Provided material:
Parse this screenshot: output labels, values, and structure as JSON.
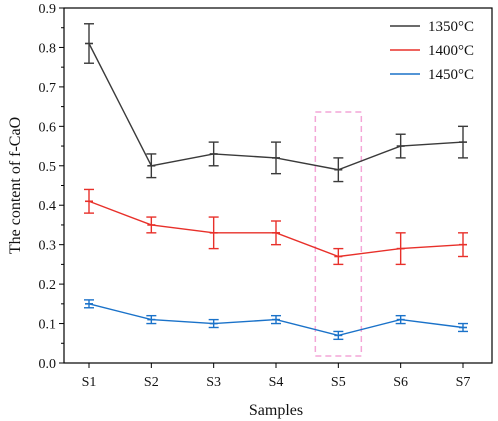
{
  "chart_data": {
    "type": "line",
    "xlabel": "Samples",
    "ylabel": "The content of f-CaO",
    "categories": [
      "S1",
      "S2",
      "S3",
      "S4",
      "S5",
      "S6",
      "S7"
    ],
    "ylim": [
      0,
      0.9
    ],
    "yticks": [
      0.0,
      0.1,
      0.2,
      0.3,
      0.4,
      0.5,
      0.6,
      0.7,
      0.8,
      0.9
    ],
    "ytick_labels": [
      "0.0",
      "0.1",
      "0.2",
      "0.3",
      "0.4",
      "0.5",
      "0.6",
      "0.7",
      "0.8",
      "0.9"
    ],
    "grid": false,
    "legend_position": "top-right",
    "series": [
      {
        "name": "1350°C",
        "color": "#3a3a3a",
        "values": [
          0.81,
          0.5,
          0.53,
          0.52,
          0.49,
          0.55,
          0.56
        ],
        "errors": [
          0.05,
          0.03,
          0.03,
          0.04,
          0.03,
          0.03,
          0.04
        ]
      },
      {
        "name": "1400°C",
        "color": "#e8302a",
        "values": [
          0.41,
          0.35,
          0.33,
          0.33,
          0.27,
          0.29,
          0.3
        ],
        "errors": [
          0.03,
          0.02,
          0.04,
          0.03,
          0.02,
          0.04,
          0.03
        ]
      },
      {
        "name": "1450°C",
        "color": "#1a72c9",
        "values": [
          0.15,
          0.11,
          0.1,
          0.11,
          0.07,
          0.11,
          0.09
        ],
        "errors": [
          0.01,
          0.01,
          0.01,
          0.01,
          0.01,
          0.01,
          0.01
        ]
      }
    ],
    "highlight": {
      "category": "S5",
      "color": "#f4a6d7",
      "style": "dashed"
    }
  }
}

What you have to do: Repeat the entries exactly and keep the pictures out of the copy.

Complete answer:
Parse this screenshot: output labels, values, and structure as JSON.
{
  "chart_data": {
    "type": "line",
    "xlabel": "Samples",
    "ylabel": "The content of f-CaO",
    "categories": [
      "S1",
      "S2",
      "S3",
      "S4",
      "S5",
      "S6",
      "S7"
    ],
    "ylim": [
      0,
      0.9
    ],
    "yticks": [
      0.0,
      0.1,
      0.2,
      0.3,
      0.4,
      0.5,
      0.6,
      0.7,
      0.8,
      0.9
    ],
    "ytick_labels": [
      "0.0",
      "0.1",
      "0.2",
      "0.3",
      "0.4",
      "0.5",
      "0.6",
      "0.7",
      "0.8",
      "0.9"
    ],
    "grid": false,
    "legend_position": "top-right",
    "series": [
      {
        "name": "1350°C",
        "color": "#3a3a3a",
        "values": [
          0.81,
          0.5,
          0.53,
          0.52,
          0.49,
          0.55,
          0.56
        ],
        "errors": [
          0.05,
          0.03,
          0.03,
          0.04,
          0.03,
          0.03,
          0.04
        ]
      },
      {
        "name": "1400°C",
        "color": "#e8302a",
        "values": [
          0.41,
          0.35,
          0.33,
          0.33,
          0.27,
          0.29,
          0.3
        ],
        "errors": [
          0.03,
          0.02,
          0.04,
          0.03,
          0.02,
          0.04,
          0.03
        ]
      },
      {
        "name": "1450°C",
        "color": "#1a72c9",
        "values": [
          0.15,
          0.11,
          0.1,
          0.11,
          0.07,
          0.11,
          0.09
        ],
        "errors": [
          0.01,
          0.01,
          0.01,
          0.01,
          0.01,
          0.01,
          0.01
        ]
      }
    ],
    "highlight": {
      "category": "S5",
      "color": "#f4a6d7",
      "style": "dashed"
    }
  }
}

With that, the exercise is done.